EXERCISE TASK: Copy every line of the items below word for word, leaving out the pictures.

EXCERPTED DATA:
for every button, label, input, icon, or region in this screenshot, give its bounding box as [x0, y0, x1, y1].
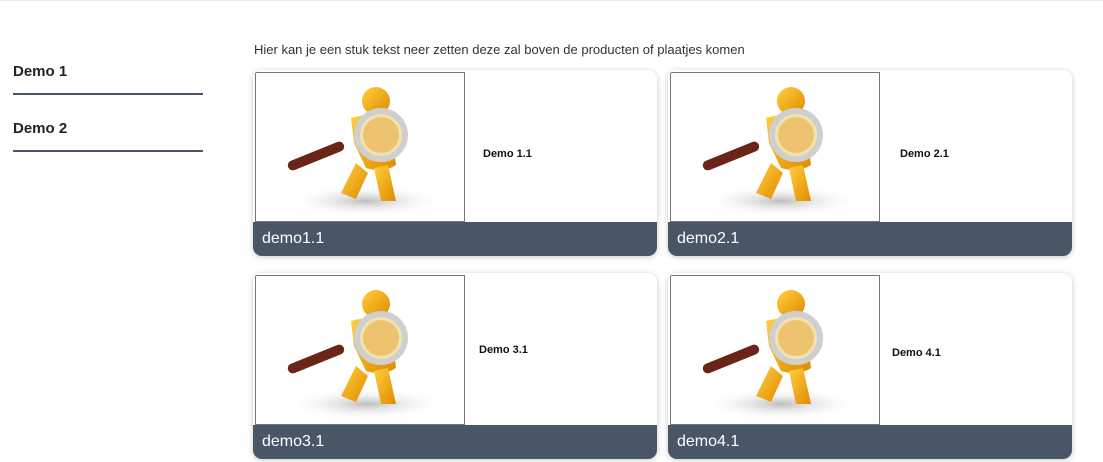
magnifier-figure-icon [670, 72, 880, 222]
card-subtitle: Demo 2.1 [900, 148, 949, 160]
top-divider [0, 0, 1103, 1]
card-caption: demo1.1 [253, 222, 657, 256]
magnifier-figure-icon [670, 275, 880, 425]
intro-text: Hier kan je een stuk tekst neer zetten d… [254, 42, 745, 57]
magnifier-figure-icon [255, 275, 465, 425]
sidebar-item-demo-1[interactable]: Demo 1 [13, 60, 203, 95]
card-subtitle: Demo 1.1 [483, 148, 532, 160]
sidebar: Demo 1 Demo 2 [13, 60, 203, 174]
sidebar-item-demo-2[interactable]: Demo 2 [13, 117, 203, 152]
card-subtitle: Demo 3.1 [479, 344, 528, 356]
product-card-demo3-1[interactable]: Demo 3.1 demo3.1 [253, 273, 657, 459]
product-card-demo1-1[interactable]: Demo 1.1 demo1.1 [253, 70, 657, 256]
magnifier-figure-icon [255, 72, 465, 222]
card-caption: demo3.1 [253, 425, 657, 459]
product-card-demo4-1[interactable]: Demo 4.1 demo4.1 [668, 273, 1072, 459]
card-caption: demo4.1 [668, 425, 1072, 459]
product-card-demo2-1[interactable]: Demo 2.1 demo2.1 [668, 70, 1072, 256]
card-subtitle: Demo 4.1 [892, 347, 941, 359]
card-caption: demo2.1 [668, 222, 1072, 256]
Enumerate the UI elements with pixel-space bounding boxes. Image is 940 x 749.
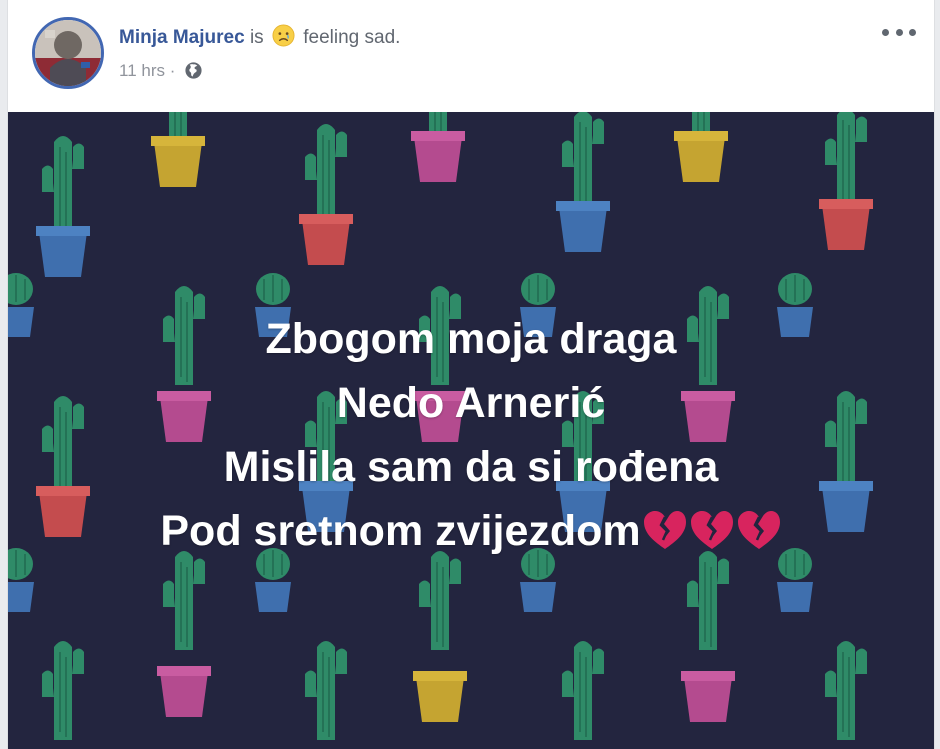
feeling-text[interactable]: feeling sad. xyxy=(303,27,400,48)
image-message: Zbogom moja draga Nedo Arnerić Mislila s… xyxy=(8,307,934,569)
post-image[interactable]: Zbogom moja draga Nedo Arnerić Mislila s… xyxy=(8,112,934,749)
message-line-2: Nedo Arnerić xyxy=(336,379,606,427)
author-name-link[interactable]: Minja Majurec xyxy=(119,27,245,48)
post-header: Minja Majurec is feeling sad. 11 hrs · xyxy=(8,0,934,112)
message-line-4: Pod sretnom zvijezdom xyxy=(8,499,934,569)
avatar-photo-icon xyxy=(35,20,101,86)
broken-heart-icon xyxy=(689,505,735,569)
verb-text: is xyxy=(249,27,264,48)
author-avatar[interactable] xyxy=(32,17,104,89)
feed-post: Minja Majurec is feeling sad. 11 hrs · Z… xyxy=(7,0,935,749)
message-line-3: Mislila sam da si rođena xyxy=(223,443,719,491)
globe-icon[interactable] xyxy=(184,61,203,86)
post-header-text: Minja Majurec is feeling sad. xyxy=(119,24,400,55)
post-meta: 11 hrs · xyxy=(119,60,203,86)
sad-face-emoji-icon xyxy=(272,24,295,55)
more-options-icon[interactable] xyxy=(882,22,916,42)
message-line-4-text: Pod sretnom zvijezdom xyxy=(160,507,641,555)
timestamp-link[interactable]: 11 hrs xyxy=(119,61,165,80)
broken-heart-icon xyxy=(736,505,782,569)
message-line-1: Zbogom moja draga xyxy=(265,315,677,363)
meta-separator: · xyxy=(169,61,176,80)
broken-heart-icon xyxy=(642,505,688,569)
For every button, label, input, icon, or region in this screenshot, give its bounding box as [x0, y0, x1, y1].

RESULT OF THE TASK:
for every button, label, input, icon, or region in this screenshot, give its bounding box as [x0, y0, x1, y1].
magnifier-figure-icon [670, 72, 880, 222]
card-subtitle: Demo 2.1 [900, 148, 949, 160]
top-divider [0, 0, 1103, 1]
card-caption: demo1.1 [253, 222, 657, 256]
magnifier-figure-icon [670, 275, 880, 425]
intro-text: Hier kan je een stuk tekst neer zetten d… [254, 42, 745, 57]
magnifier-figure-icon [255, 275, 465, 425]
sidebar-item-demo-1[interactable]: Demo 1 [13, 60, 203, 95]
card-subtitle: Demo 1.1 [483, 148, 532, 160]
sidebar: Demo 1 Demo 2 [13, 60, 203, 174]
sidebar-item-demo-2[interactable]: Demo 2 [13, 117, 203, 152]
card-subtitle: Demo 3.1 [479, 344, 528, 356]
product-card-demo3-1[interactable]: Demo 3.1 demo3.1 [253, 273, 657, 459]
product-card-demo1-1[interactable]: Demo 1.1 demo1.1 [253, 70, 657, 256]
magnifier-figure-icon [255, 72, 465, 222]
card-caption: demo3.1 [253, 425, 657, 459]
product-card-demo4-1[interactable]: Demo 4.1 demo4.1 [668, 273, 1072, 459]
card-caption: demo4.1 [668, 425, 1072, 459]
product-card-demo2-1[interactable]: Demo 2.1 demo2.1 [668, 70, 1072, 256]
card-subtitle: Demo 4.1 [892, 347, 941, 359]
card-caption: demo2.1 [668, 222, 1072, 256]
Enumerate the UI elements with pixel-space bounding boxes. Image is 940 x 749.
feeling-text[interactable]: feeling sad. xyxy=(303,27,400,48)
image-message: Zbogom moja draga Nedo Arnerić Mislila s… xyxy=(8,307,934,569)
post-image[interactable]: Zbogom moja draga Nedo Arnerić Mislila s… xyxy=(8,112,934,749)
message-line-2: Nedo Arnerić xyxy=(336,379,606,427)
author-name-link[interactable]: Minja Majurec xyxy=(119,27,245,48)
post-header: Minja Majurec is feeling sad. 11 hrs · xyxy=(8,0,934,112)
message-line-4: Pod sretnom zvijezdom xyxy=(8,499,934,569)
avatar-photo-icon xyxy=(35,20,101,86)
broken-heart-icon xyxy=(689,505,735,569)
verb-text: is xyxy=(249,27,264,48)
author-avatar[interactable] xyxy=(32,17,104,89)
feed-post: Minja Majurec is feeling sad. 11 hrs · Z… xyxy=(7,0,935,749)
message-line-3: Mislila sam da si rođena xyxy=(223,443,719,491)
globe-icon[interactable] xyxy=(184,61,203,86)
post-header-text: Minja Majurec is feeling sad. xyxy=(119,24,400,55)
post-meta: 11 hrs · xyxy=(119,60,203,86)
sad-face-emoji-icon xyxy=(272,24,295,55)
more-options-icon[interactable] xyxy=(882,22,916,42)
message-line-4-text: Pod sretnom zvijezdom xyxy=(160,507,641,555)
timestamp-link[interactable]: 11 hrs xyxy=(119,61,165,80)
broken-heart-icon xyxy=(736,505,782,569)
message-line-1: Zbogom moja draga xyxy=(265,315,677,363)
meta-separator: · xyxy=(169,61,176,80)
broken-heart-icon xyxy=(642,505,688,569)
For every button, label, input, icon, or region in this screenshot, give its bounding box as [x0, y0, x1, y1].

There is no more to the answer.